Task instructions:
Leaving out all images, return the entries below exactly.

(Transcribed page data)
= = =
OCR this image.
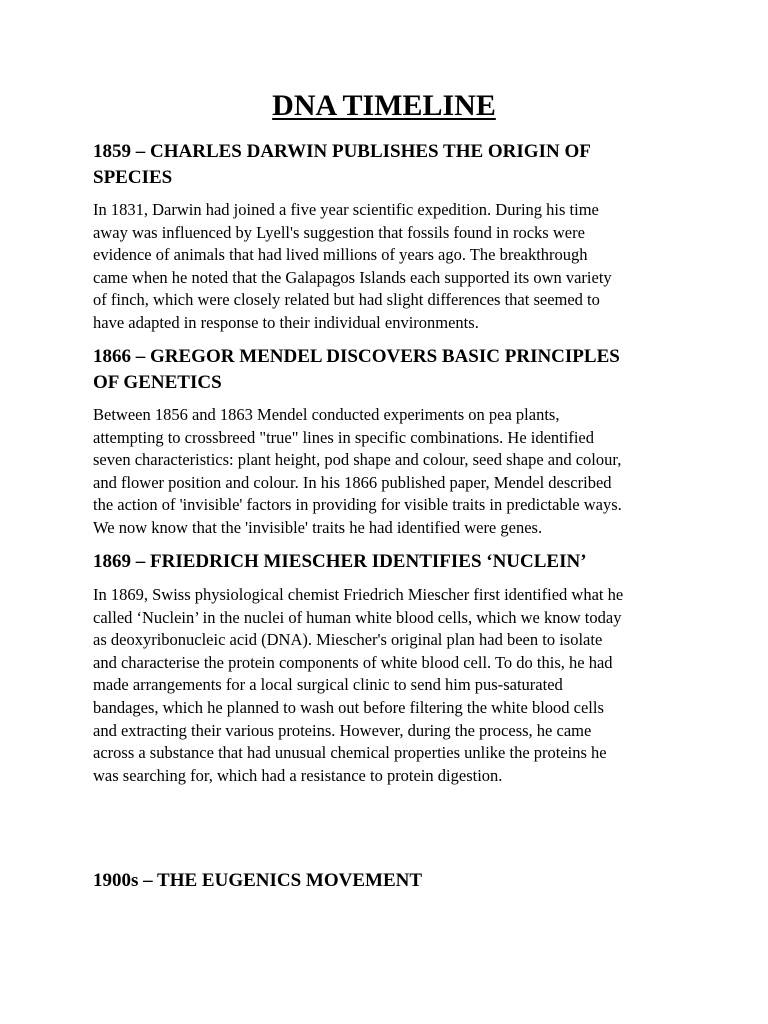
DNA TIMELINE
1859 – CHARLES DARWIN PUBLISHES THE ORIGIN OF
SPECIES

In 1831, Darwin had joined a five year scientific expedition. During his time
away was influenced by Lyell's suggestion that fossils found in rocks were
evidence of animals that had lived millions of years ago. The breakthrough
came when he noted that the Galapagos Islands each supported its own variety
of finch, which were closely related but had slight differences that seemed to
have adapted in response to their individual environments.

1866 – GREGOR MENDEL DISCOVERS BASIC PRINCIPLES
OF GENETICS

Between 1856 and 1863 Mendel conducted experiments on pea plants,
attempting to crossbreed "true" lines in specific combinations. He identified
seven characteristics: plant height, pod shape and colour, seed shape and colour,
and flower position and colour. In his 1866 published paper, Mendel described
the action of 'invisible' factors in providing for visible traits in predictable ways.
We now know that the 'invisible' traits he had identified were genes.

1869 – FRIEDRICH MIESCHER IDENTIFIES ‘NUCLEIN’

In 1869, Swiss physiological chemist Friedrich Miescher first identified what he
called ‘Nuclein’ in the nuclei of human white blood cells, which we know today
as deoxyribonucleic acid (DNA). Miescher's original plan had been to isolate
and characterise the protein components of white blood cell. To do this, he had
made arrangements for a local surgical clinic to send him pus-saturated
bandages, which he planned to wash out before filtering the white blood cells
and extracting their various proteins. However, during the process, he came
across a substance that had unusual chemical properties unlike the proteins he
was searching for, which had a resistance to protein digestion.

1900s – THE EUGENICS MOVEMENT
= = =
Result:
OCR this image.
DNA TIMELINE
1859 – CHARLES DARWIN PUBLISHES THE ORIGIN OF
SPECIES

In 1831, Darwin had joined a five year scientific expedition. During his time
away was influenced by Lyell's suggestion that fossils found in rocks were
evidence of animals that had lived millions of years ago. The breakthrough
came when he noted that the Galapagos Islands each supported its own variety
of finch, which were closely related but had slight differences that seemed to
have adapted in response to their individual environments.

1866 – GREGOR MENDEL DISCOVERS BASIC PRINCIPLES
OF GENETICS

Between 1856 and 1863 Mendel conducted experiments on pea plants,
attempting to crossbreed "true" lines in specific combinations. He identified
seven characteristics: plant height, pod shape and colour, seed shape and colour,
and flower position and colour. In his 1866 published paper, Mendel described
the action of 'invisible' factors in providing for visible traits in predictable ways.
We now know that the 'invisible' traits he had identified were genes.

1869 – FRIEDRICH MIESCHER IDENTIFIES ‘NUCLEIN’

In 1869, Swiss physiological chemist Friedrich Miescher first identified what he
called ‘Nuclein’ in the nuclei of human white blood cells, which we know today
as deoxyribonucleic acid (DNA). Miescher's original plan had been to isolate
and characterise the protein components of white blood cell. To do this, he had
made arrangements for a local surgical clinic to send him pus-saturated
bandages, which he planned to wash out before filtering the white blood cells
and extracting their various proteins. However, during the process, he came
across a substance that had unusual chemical properties unlike the proteins he
was searching for, which had a resistance to protein digestion.

1900s – THE EUGENICS MOVEMENT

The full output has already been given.